WORK INSTRUCTIONS
Output every entry exactly as written, but omit the pictures.

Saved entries
——

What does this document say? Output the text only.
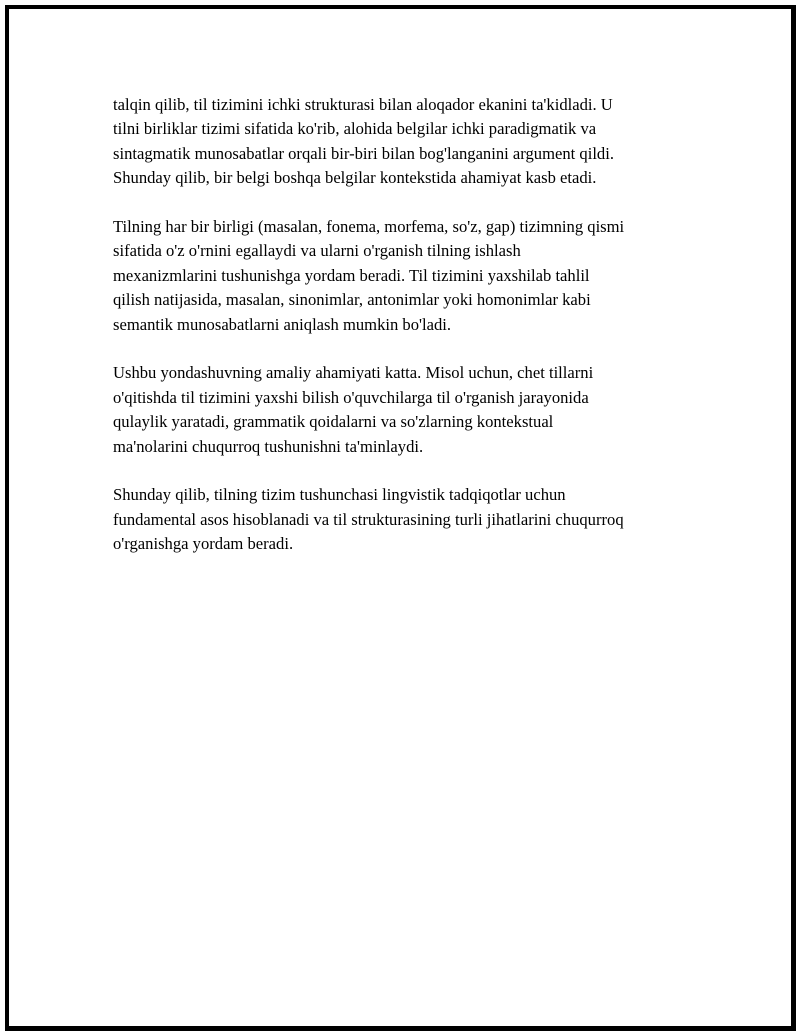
talqin qilib, til tizimini ichki strukturasi bilan aloqador ekanini ta'kidladi. U
tilni birliklar tizimi sifatida ko'rib, alohida belgilar ichki paradigmatik va
sintagmatik munosabatlar orqali bir-biri bilan bog'langanini argument qildi.
Shunday qilib, bir belgi boshqa belgilar kontekstida ahamiyat kasb etadi.

Tilning har bir birligi (masalan, fonema, morfema, so'z, gap) tizimning qismi
sifatida o'z o'rnini egallaydi va ularni o'rganish tilning ishlash
mexanizmlarini tushunishga yordam beradi. Til tizimini yaxshilab tahlil
qilish natijasida, masalan, sinonimlar, antonimlar yoki homonimlar kabi
semantik munosabatlarni aniqlash mumkin bo'ladi.

Ushbu yondashuvning amaliy ahamiyati katta. Misol uchun, chet tillarni
o'qitishda til tizimini yaxshi bilish o'quvchilarga til o'rganish jarayonida
qulaylik yaratadi, grammatik qoidalarni va so'zlarning kontekstual
ma'nolarini chuqurroq tushunishni ta'minlaydi.

Shunday qilib, tilning tizim tushunchasi lingvistik tadqiqotlar uchun
fundamental asos hisoblanadi va til strukturasining turli jihatlarini chuqurroq
o'rganishga yordam beradi.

——

WORKED SOLUTION
What does this document say? Output the text only.
talqin qilib, til tizimini ichki strukturasi bilan aloqador ekanini ta'kidladi. U
tilni birliklar tizimi sifatida ko'rib, alohida belgilar ichki paradigmatik va
sintagmatik munosabatlar orqali bir-biri bilan bog'langanini argument qildi.
Shunday qilib, bir belgi boshqa belgilar kontekstida ahamiyat kasb etadi.

Tilning har bir birligi (masalan, fonema, morfema, so'z, gap) tizimning qismi
sifatida o'z o'rnini egallaydi va ularni o'rganish tilning ishlash
mexanizmlarini tushunishga yordam beradi. Til tizimini yaxshilab tahlil
qilish natijasida, masalan, sinonimlar, antonimlar yoki homonimlar kabi
semantik munosabatlarni aniqlash mumkin bo'ladi.

Ushbu yondashuvning amaliy ahamiyati katta. Misol uchun, chet tillarni
o'qitishda til tizimini yaxshi bilish o'quvchilarga til o'rganish jarayonida
qulaylik yaratadi, grammatik qoidalarni va so'zlarning kontekstual
ma'nolarini chuqurroq tushunishni ta'minlaydi.

Shunday qilib, tilning tizim tushunchasi lingvistik tadqiqotlar uchun
fundamental asos hisoblanadi va til strukturasining turli jihatlarini chuqurroq
o'rganishga yordam beradi.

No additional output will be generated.